Direction - Copy the lines in the items below word for word, keeping their order, and leave the pictures out of your answer.

Entries -
START

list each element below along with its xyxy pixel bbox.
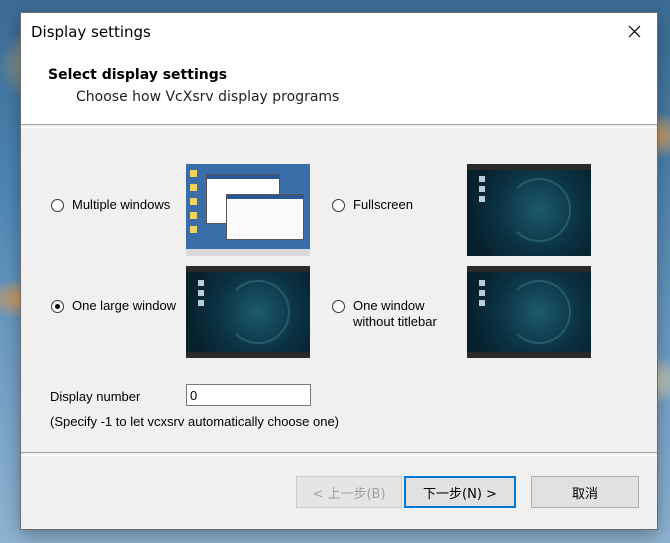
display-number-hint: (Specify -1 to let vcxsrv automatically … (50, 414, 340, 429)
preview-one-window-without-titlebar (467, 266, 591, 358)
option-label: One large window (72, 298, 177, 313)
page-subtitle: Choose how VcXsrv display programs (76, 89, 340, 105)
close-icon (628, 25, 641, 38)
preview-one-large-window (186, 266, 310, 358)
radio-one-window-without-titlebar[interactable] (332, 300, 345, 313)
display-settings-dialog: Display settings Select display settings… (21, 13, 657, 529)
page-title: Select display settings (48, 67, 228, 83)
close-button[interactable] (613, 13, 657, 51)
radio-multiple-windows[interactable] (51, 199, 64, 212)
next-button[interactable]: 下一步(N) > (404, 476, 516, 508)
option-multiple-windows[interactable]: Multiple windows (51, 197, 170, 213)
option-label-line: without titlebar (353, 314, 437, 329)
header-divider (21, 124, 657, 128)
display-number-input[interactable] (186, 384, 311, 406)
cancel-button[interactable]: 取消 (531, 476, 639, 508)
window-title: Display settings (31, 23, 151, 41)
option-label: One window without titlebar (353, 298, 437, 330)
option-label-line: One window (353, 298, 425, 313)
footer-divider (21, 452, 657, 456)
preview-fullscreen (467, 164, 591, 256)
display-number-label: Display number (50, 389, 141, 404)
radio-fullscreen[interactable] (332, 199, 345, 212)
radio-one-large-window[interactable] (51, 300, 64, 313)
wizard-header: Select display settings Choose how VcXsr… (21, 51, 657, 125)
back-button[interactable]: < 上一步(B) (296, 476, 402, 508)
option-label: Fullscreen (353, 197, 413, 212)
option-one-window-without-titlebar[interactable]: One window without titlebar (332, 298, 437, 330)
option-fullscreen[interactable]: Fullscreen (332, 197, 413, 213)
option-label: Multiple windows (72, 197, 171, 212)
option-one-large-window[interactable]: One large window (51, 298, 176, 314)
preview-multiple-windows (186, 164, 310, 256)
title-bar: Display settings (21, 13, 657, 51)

END

Response -
list each element below along with its xyxy pixel bbox.
display-number-hint: (Specify -1 to let vcxsrv automatically … (50, 414, 340, 429)
preview-one-window-without-titlebar (467, 266, 591, 358)
option-label: One large window (72, 298, 177, 313)
page-subtitle: Choose how VcXsrv display programs (76, 89, 340, 105)
close-icon (628, 25, 641, 38)
preview-one-large-window (186, 266, 310, 358)
radio-one-window-without-titlebar[interactable] (332, 300, 345, 313)
display-settings-dialog: Display settings Select display settings… (21, 13, 657, 529)
page-title: Select display settings (48, 67, 228, 83)
close-button[interactable] (613, 13, 657, 51)
radio-multiple-windows[interactable] (51, 199, 64, 212)
next-button[interactable]: 下一步(N) > (404, 476, 516, 508)
option-multiple-windows[interactable]: Multiple windows (51, 197, 170, 213)
option-label-line: without titlebar (353, 314, 437, 329)
header-divider (21, 124, 657, 128)
display-number-input[interactable] (186, 384, 311, 406)
cancel-button[interactable]: 取消 (531, 476, 639, 508)
window-title: Display settings (31, 23, 151, 41)
option-label: One window without titlebar (353, 298, 437, 330)
option-label-line: One window (353, 298, 425, 313)
footer-divider (21, 452, 657, 456)
preview-fullscreen (467, 164, 591, 256)
display-number-label: Display number (50, 389, 141, 404)
radio-fullscreen[interactable] (332, 199, 345, 212)
radio-one-large-window[interactable] (51, 300, 64, 313)
wizard-header: Select display settings Choose how VcXsr… (21, 51, 657, 125)
back-button[interactable]: < 上一步(B) (296, 476, 402, 508)
option-label: Fullscreen (353, 197, 413, 212)
option-one-window-without-titlebar[interactable]: One window without titlebar (332, 298, 437, 330)
option-fullscreen[interactable]: Fullscreen (332, 197, 413, 213)
option-label: Multiple windows (72, 197, 171, 212)
option-one-large-window[interactable]: One large window (51, 298, 176, 314)
preview-multiple-windows (186, 164, 310, 256)
title-bar: Display settings (21, 13, 657, 51)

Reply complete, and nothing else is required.